### [AUFGABE]
Zeigen Sie jede Zeile der folgenden Angaben, die das Wort „Biden“ enthält, in ihrem vollen Wortlaut.

### [GEGEBENE ANGABEN]
"""

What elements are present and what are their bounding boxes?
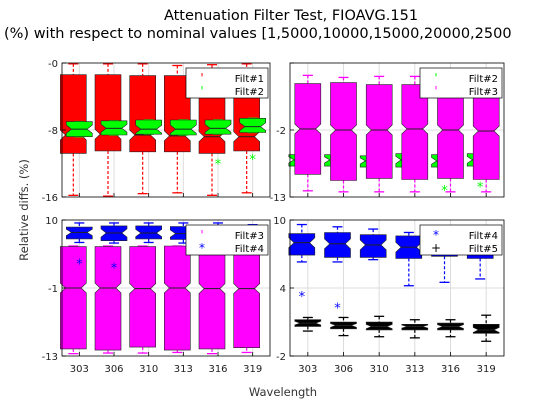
outlier-marker: * — [111, 261, 118, 276]
box-filt4 — [66, 226, 93, 240]
x-tick-label: 306 — [334, 364, 353, 375]
legend-label: Filt#4 — [469, 231, 498, 242]
box-filt2 — [239, 118, 267, 133]
y-tick-label: -8 — [48, 126, 58, 137]
x-tick-label: 303 — [70, 364, 89, 375]
legend-label: Filt#3 — [469, 87, 498, 98]
box-filt4 — [135, 225, 162, 240]
box-filt3 — [233, 246, 261, 349]
legend-label: Filt#3 — [235, 231, 264, 242]
legend-marker: * — [433, 228, 439, 242]
box-filt4 — [288, 233, 316, 256]
box-filt1 — [59, 74, 87, 154]
box-filt4 — [324, 232, 351, 258]
box-filt3 — [472, 83, 500, 180]
box-filt3 — [94, 246, 122, 351]
box-filt5 — [365, 321, 393, 331]
legend-marker: ' — [434, 71, 437, 85]
x-tick-label: 316 — [208, 364, 227, 375]
outlier-marker: * — [441, 184, 448, 199]
x-tick-label: 319 — [477, 364, 496, 375]
box-filt5 — [401, 323, 429, 331]
outlier-marker: * — [477, 181, 484, 196]
legend-label: Filt#1 — [235, 74, 264, 85]
y-tick-label: 10 — [273, 216, 286, 227]
panel-4: * * 10 4 -2 303 306 310 313 316 319 * Filt#4 + Filt#5 — [273, 216, 505, 375]
box-filt1 — [94, 74, 122, 152]
legend-label: Filt#2 — [235, 87, 264, 98]
legend-label: Filt#5 — [469, 244, 498, 255]
box-filt3 — [129, 246, 156, 348]
y-tick-label: -13 — [42, 352, 58, 363]
legend-marker: + — [431, 241, 441, 255]
figure-title-line1: Attenuation Filter Test, FIOAVG.151 — [164, 8, 418, 24]
panel-2: * * -2 -13 ' Filt#2 ' Filt#3 — [270, 62, 505, 204]
x-axis-label: Wavelength — [249, 385, 317, 399]
y-tick-label: -16 — [42, 193, 58, 204]
legend-label: Filt#4 — [235, 244, 264, 255]
legend-box — [419, 224, 503, 256]
y-tick-label: -2 — [276, 126, 286, 137]
panel-1: * * -0 -8 -16 ' Filt#1 ' Filt#2 — [42, 59, 271, 204]
panel-3: * * 10 -1 -13 303 306 310 313 316 319 ' Filt#3 * Filt#… — [42, 216, 271, 375]
box-filt3 — [365, 84, 393, 179]
x-tick-label: 310 — [139, 364, 158, 375]
figure-title-line2: (%) with respect to nominal values [1,50… — [4, 26, 512, 42]
legend-box — [185, 224, 269, 256]
x-tick-label: 313 — [405, 364, 424, 375]
legend-marker: ' — [200, 84, 203, 98]
y-tick-label: -13 — [270, 193, 286, 204]
outlier-marker: * — [334, 301, 341, 316]
x-tick-label: 303 — [298, 364, 317, 375]
x-tick-label: 310 — [370, 364, 389, 375]
x-tick-label: 316 — [441, 364, 460, 375]
box-filt1 — [129, 75, 156, 153]
y-tick-label: -0 — [48, 59, 58, 70]
x-tick-label: 306 — [104, 364, 123, 375]
y-tick-label: 4 — [280, 284, 286, 295]
legend-box — [185, 67, 269, 99]
box-filt4 — [359, 234, 387, 258]
box-filt3 — [401, 84, 429, 180]
box-filt3 — [330, 82, 357, 181]
box-filt3 — [59, 246, 87, 350]
x-tick-label: 313 — [174, 364, 193, 375]
x-tick-label: 319 — [243, 364, 262, 375]
box-filt2 — [135, 119, 162, 135]
box-filt2 — [170, 119, 197, 136]
outlier-marker: * — [249, 153, 256, 168]
y-tick-label: 10 — [45, 216, 58, 227]
y-tick-label: -2 — [276, 352, 286, 363]
legend-marker: ' — [200, 71, 203, 85]
y-tick-label: -1 — [48, 284, 58, 295]
legend-marker: ' — [200, 228, 203, 242]
outlier-marker: * — [299, 290, 306, 305]
legend-marker: * — [199, 241, 205, 255]
box-filt3 — [198, 246, 226, 350]
outlier-marker: * — [76, 257, 83, 272]
legend-marker: ' — [434, 84, 437, 98]
box-filt3 — [164, 245, 191, 351]
box-filt2 — [204, 119, 232, 135]
legend-box — [419, 67, 503, 99]
legend-label: Filt#2 — [469, 74, 498, 85]
outlier-marker: * — [215, 157, 222, 172]
y-axis-label: Relative diffs. (%) — [17, 159, 31, 261]
box-filt5 — [472, 323, 500, 334]
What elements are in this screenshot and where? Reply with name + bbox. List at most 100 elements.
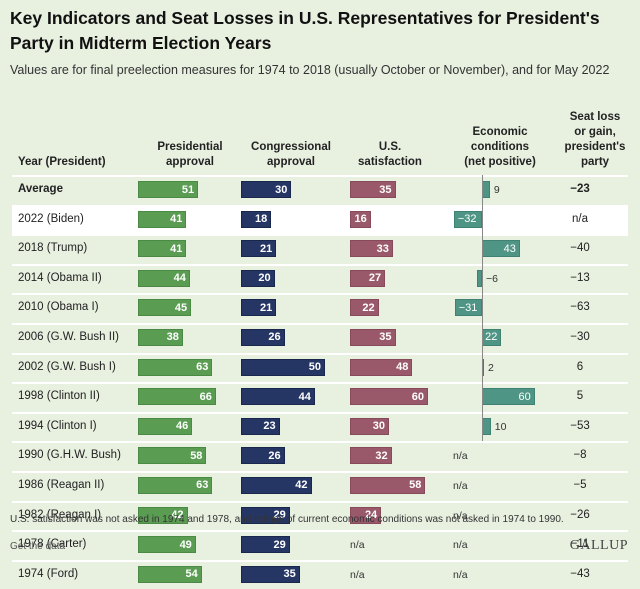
congressional-bar [241,417,280,435]
congressional-value: 50 [308,361,321,374]
satisfaction-bar [350,328,396,346]
table-body: Average 51 30 35 9 −23 2022 (Biden) 41 18 16 −32 n/… [12,175,628,589]
presidential-value: 41 [170,242,183,255]
economic-bar [482,417,491,435]
row-label: 1990 (G.H.W. Bush) [18,449,121,462]
header-presidential: Presidential approval [157,141,223,168]
congressional-value: 29 [273,538,286,551]
congressional-bar [241,388,315,406]
congressional-value: 21 [260,242,273,255]
presidential-value: 46 [176,420,189,433]
seat-change-value: −13 [570,271,590,284]
seat-change-value: −5 [573,478,587,491]
presidential-value: 58 [190,449,203,462]
congressional-value: 21 [260,301,273,314]
seat-change-value: −40 [570,242,590,255]
satisfaction-bar [350,299,379,317]
row-label: 2014 (Obama II) [18,271,102,284]
table-row: 2002 (G.W. Bush I) 63 50 48 2 6 [12,352,628,383]
satisfaction-bar [350,269,386,287]
row-label: 2022 (Biden) [18,212,84,225]
chart-subtitle: Values are for final preelection measure… [10,63,610,77]
satisfaction-bar [350,181,396,198]
congressional-value: 44 [298,390,311,403]
presidential-bar [138,181,199,198]
seat-change-value: −43 [570,567,590,580]
satisfaction-na: n/a [350,539,365,552]
congressional-bar [241,328,285,346]
presidential-value: 45 [174,301,188,314]
satisfaction-value: 33 [376,242,389,255]
congressional-bar [241,210,272,228]
row-label: 1986 (Reagan II) [18,478,105,491]
congressional-value: 26 [268,449,281,462]
header-satisfaction: U.S. satisfaction [358,141,422,168]
seat-change-value: −11 [570,538,590,551]
row-label: 2006 (G.W. Bush II) [18,330,119,343]
economic-na: n/a [453,479,468,492]
chart-title: Key Indicators and Seat Losses in U.S. R… [10,8,600,53]
seat-change-value: n/a [572,212,588,225]
table-row: 2010 (Obama I) 45 21 22 −31 −63 [12,293,628,323]
satisfaction-value: 35 [379,183,392,196]
presidential-value: 44 [173,272,186,285]
seat-change-value: 5 [576,390,584,403]
seat-change-value: −53 [570,419,590,432]
row-label: 1978 (Carter) [18,538,87,551]
satisfaction-bar [350,476,426,494]
header-seat: Seat loss or gain, president's party [564,111,626,168]
satisfaction-value: 24 [364,509,378,522]
economic-value: −6 [486,272,498,285]
table-row: 1974 (Ford) 54 35 n/a n/a −43 [12,559,628,589]
satisfaction-bar [350,240,393,258]
satisfaction-bar [350,447,392,465]
get-data-link[interactable]: Get the data [10,541,66,552]
congressional-value: 18 [254,213,268,226]
presidential-value: 63 [196,361,209,374]
gallup-logo: GALLUP [569,538,628,553]
row-label: 2010 (Obama I) [18,301,99,314]
presidential-value: 66 [199,390,212,403]
congressional-value: 35 [283,568,296,581]
congressional-value: 20 [258,272,271,285]
table-row: 1978 (Carter) 49 29 n/a n/a −11 [12,530,628,560]
presidential-bar [138,388,216,406]
congressional-bar [241,447,285,465]
presidential-value: 51 [181,183,195,196]
table-row: 1986 (Reagan II) 63 42 58 n/a −5 [12,470,628,501]
satisfaction-bar [350,506,382,524]
satisfaction-value: 30 [372,420,385,433]
table-row: 2022 (Biden) 41 18 16 −32 n/a [12,204,628,235]
presidential-bar [138,240,187,258]
row-label: 1974 (Ford) [18,567,79,580]
presidential-bar [138,299,192,317]
congressional-bar [241,181,292,198]
congressional-value: 42 [295,479,308,492]
economic-zero-line [482,175,483,442]
congressional-value: 26 [268,331,281,344]
economic-value: 43 [503,242,516,255]
congressional-bar [241,476,312,494]
economic-na: n/a [453,568,468,581]
presidential-value: 38 [166,331,179,344]
economic-value: 60 [518,390,531,403]
seat-change-value: −8 [573,449,587,462]
seat-change-value: 6 [576,360,584,373]
presidential-bar [138,328,183,346]
congressional-bar [241,299,277,317]
economic-value: 9 [493,184,500,196]
presidential-value: 49 [179,538,192,551]
row-label: 1994 (Clinton I) [18,419,97,432]
presidential-value: 54 [185,568,198,581]
satisfaction-bar [350,358,413,376]
economic-value: −31 [458,301,478,314]
economic-na: n/a [453,539,468,552]
congressional-bar [241,536,290,554]
economic-value: −32 [457,213,477,226]
presidential-bar [138,417,193,435]
satisfaction-value: 32 [375,449,388,462]
satisfaction-value: 60 [411,390,424,403]
economic-bar [453,210,482,228]
seat-change-value: −26 [570,508,590,521]
congressional-bar [241,506,290,524]
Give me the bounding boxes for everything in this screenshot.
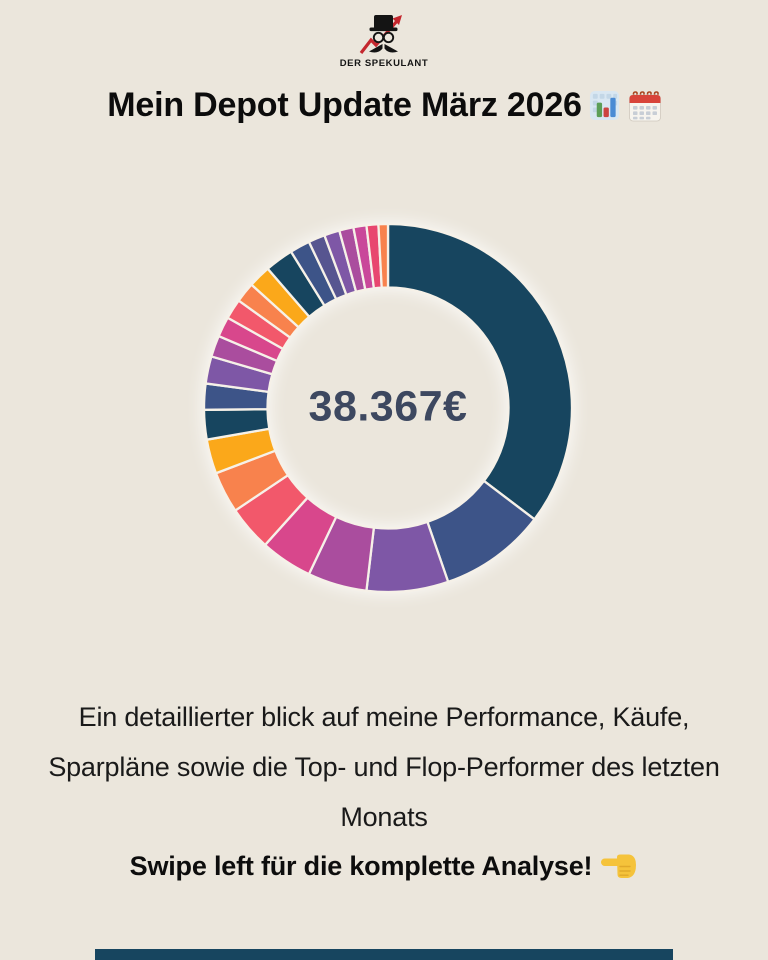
bar-chart-emoji (589, 90, 619, 121)
page-title: Mein Depot Update März 2026 (107, 86, 582, 124)
logo-block: DER SPEKULANT (0, 0, 768, 69)
top-hat-glasses-mustache-arrow-icon (359, 15, 402, 54)
description-line: Monats (340, 802, 428, 832)
brand-name: DER SPEKULANT (339, 58, 429, 69)
portfolio-donut-chart: 38.367€ (188, 208, 588, 608)
donut-segment-24 (377, 222, 390, 289)
backhand-index-pointing-left-emoji (601, 854, 637, 878)
donut-segment-1 (386, 222, 574, 521)
cta-text: Swipe left für die komplette Analyse! (129, 851, 593, 881)
cta-row: Swipe left für die komplette Analyse! (0, 851, 768, 882)
description-text: Ein detaillierter blick auf meine Perfor… (0, 692, 768, 842)
spiral-calendar-emoji (628, 90, 661, 121)
donut-svg (202, 222, 574, 594)
description-line: Ein detaillierter blick auf meine Perfor… (78, 702, 690, 732)
title-row: Mein Depot Update März 2026 (0, 86, 768, 125)
bottom-progress-bar (95, 949, 673, 960)
description-line: Sparpläne sowie die Top- und Flop-Perfor… (48, 752, 720, 782)
portfolio-total-value: 38.367€ (308, 382, 468, 431)
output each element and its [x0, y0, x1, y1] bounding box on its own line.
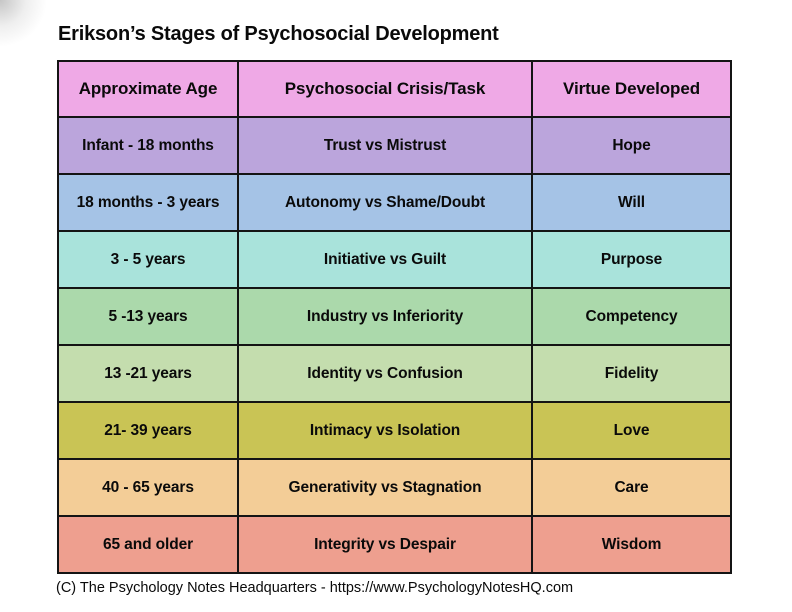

"""

### [LÖSUNG]
table-body: Average 51 30 35 9 −23 2022 (Biden) 41 18 16 −32 n/… [12,175,628,589]
row-label: 2022 (Biden) [18,212,84,225]
table-row: 2022 (Biden) 41 18 16 −32 n/a [12,204,628,235]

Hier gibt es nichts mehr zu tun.